(What needs to be done): Leave out any picture and return the remaining listing below exactly as given.
** Begin **
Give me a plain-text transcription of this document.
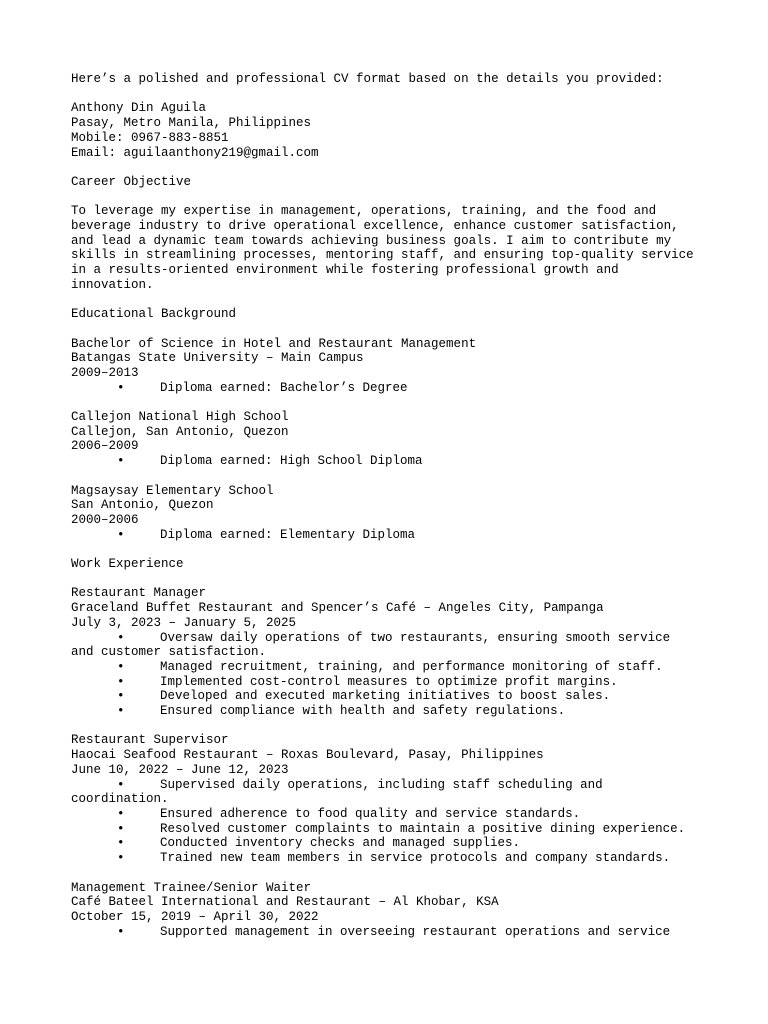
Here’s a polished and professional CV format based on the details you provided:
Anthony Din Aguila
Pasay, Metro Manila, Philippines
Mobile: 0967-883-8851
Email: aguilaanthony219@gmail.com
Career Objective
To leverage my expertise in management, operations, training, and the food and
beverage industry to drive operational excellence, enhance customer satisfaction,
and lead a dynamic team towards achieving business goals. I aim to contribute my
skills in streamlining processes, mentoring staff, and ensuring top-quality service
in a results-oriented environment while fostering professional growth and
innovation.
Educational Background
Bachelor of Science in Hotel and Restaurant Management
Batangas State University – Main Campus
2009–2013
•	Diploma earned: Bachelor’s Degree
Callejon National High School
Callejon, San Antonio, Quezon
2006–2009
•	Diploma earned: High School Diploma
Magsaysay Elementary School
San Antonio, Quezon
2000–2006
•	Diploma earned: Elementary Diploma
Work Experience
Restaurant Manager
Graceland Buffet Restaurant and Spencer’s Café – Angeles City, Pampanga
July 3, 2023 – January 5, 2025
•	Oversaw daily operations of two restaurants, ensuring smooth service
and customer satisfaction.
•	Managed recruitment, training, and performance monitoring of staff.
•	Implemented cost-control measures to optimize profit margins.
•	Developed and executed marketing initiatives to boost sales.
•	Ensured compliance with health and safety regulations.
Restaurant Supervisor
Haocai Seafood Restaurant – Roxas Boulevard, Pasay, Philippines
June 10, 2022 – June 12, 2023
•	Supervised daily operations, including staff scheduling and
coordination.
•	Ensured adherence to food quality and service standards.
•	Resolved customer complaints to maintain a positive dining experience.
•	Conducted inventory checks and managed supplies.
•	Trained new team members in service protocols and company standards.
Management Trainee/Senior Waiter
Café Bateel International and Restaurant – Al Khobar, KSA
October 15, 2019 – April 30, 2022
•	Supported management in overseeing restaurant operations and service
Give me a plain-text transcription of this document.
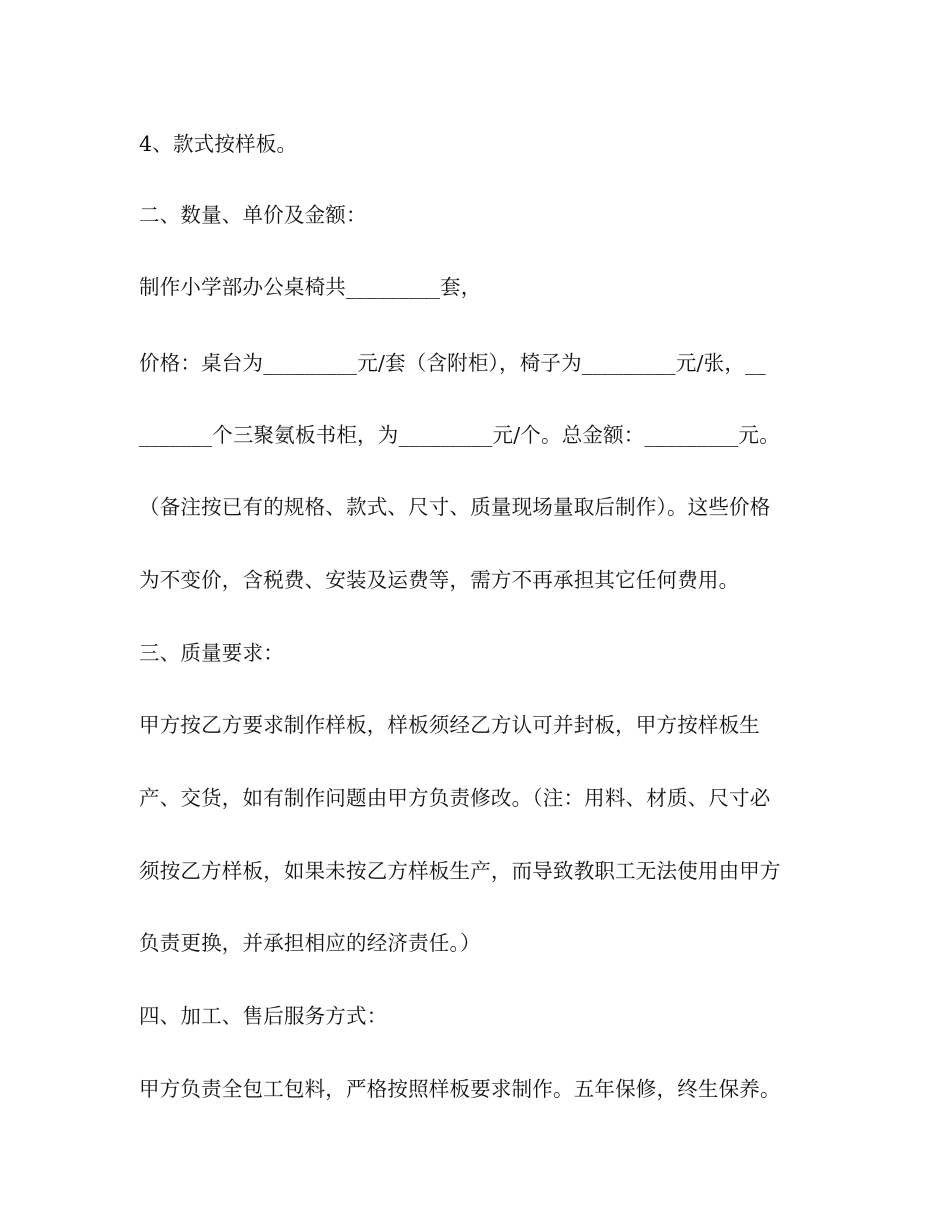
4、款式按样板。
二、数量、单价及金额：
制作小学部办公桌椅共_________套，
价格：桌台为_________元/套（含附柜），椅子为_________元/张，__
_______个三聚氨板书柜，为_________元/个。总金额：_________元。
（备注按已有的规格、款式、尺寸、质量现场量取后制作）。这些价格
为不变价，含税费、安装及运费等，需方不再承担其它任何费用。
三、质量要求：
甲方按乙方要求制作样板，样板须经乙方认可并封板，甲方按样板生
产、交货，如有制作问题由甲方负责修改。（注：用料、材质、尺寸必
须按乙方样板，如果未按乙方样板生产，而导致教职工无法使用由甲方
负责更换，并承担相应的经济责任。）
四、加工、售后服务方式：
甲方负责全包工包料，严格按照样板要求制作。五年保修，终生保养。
** End **
(The reply):
Give me a plain-text transcription of this document.
Here’s a polished and professional CV format based on the details you provided:
Anthony Din Aguila
Pasay, Metro Manila, Philippines
Mobile: 0967-883-8851
Email: aguilaanthony219@gmail.com
Career Objective
To leverage my expertise in management, operations, training, and the food and
beverage industry to drive operational excellence, enhance customer satisfaction,
and lead a dynamic team towards achieving business goals. I aim to contribute my
skills in streamlining processes, mentoring staff, and ensuring top-quality service
in a results-oriented environment while fostering professional growth and
innovation.
Educational Background
Bachelor of Science in Hotel and Restaurant Management
Batangas State University – Main Campus
2009–2013
•	Diploma earned: Bachelor’s Degree
Callejon National High School
Callejon, San Antonio, Quezon
2006–2009
•	Diploma earned: High School Diploma
Magsaysay Elementary School
San Antonio, Quezon
2000–2006
•	Diploma earned: Elementary Diploma
Work Experience
Restaurant Manager
Graceland Buffet Restaurant and Spencer’s Café – Angeles City, Pampanga
July 3, 2023 – January 5, 2025
•	Oversaw daily operations of two restaurants, ensuring smooth service
and customer satisfaction.
•	Managed recruitment, training, and performance monitoring of staff.
•	Implemented cost-control measures to optimize profit margins.
•	Developed and executed marketing initiatives to boost sales.
•	Ensured compliance with health and safety regulations.
Restaurant Supervisor
Haocai Seafood Restaurant – Roxas Boulevard, Pasay, Philippines
June 10, 2022 – June 12, 2023
•	Supervised daily operations, including staff scheduling and
coordination.
•	Ensured adherence to food quality and service standards.
•	Resolved customer complaints to maintain a positive dining experience.
•	Conducted inventory checks and managed supplies.
•	Trained new team members in service protocols and company standards.
Management Trainee/Senior Waiter
Café Bateel International and Restaurant – Al Khobar, KSA
October 15, 2019 – April 30, 2022
•	Supported management in overseeing restaurant operations and service
Give me a plain-text transcription of this document.
4、款式按样板。
二、数量、单价及金额：
制作小学部办公桌椅共_________套，
价格：桌台为_________元/套（含附柜），椅子为_________元/张，__
_______个三聚氨板书柜，为_________元/个。总金额：_________元。
（备注按已有的规格、款式、尺寸、质量现场量取后制作）。这些价格
为不变价，含税费、安装及运费等，需方不再承担其它任何费用。
三、质量要求：
甲方按乙方要求制作样板，样板须经乙方认可并封板，甲方按样板生
产、交货，如有制作问题由甲方负责修改。（注：用料、材质、尺寸必
须按乙方样板，如果未按乙方样板生产，而导致教职工无法使用由甲方
负责更换，并承担相应的经济责任。）
四、加工、售后服务方式：
甲方负责全包工包料，严格按照样板要求制作。五年保修，终生保养。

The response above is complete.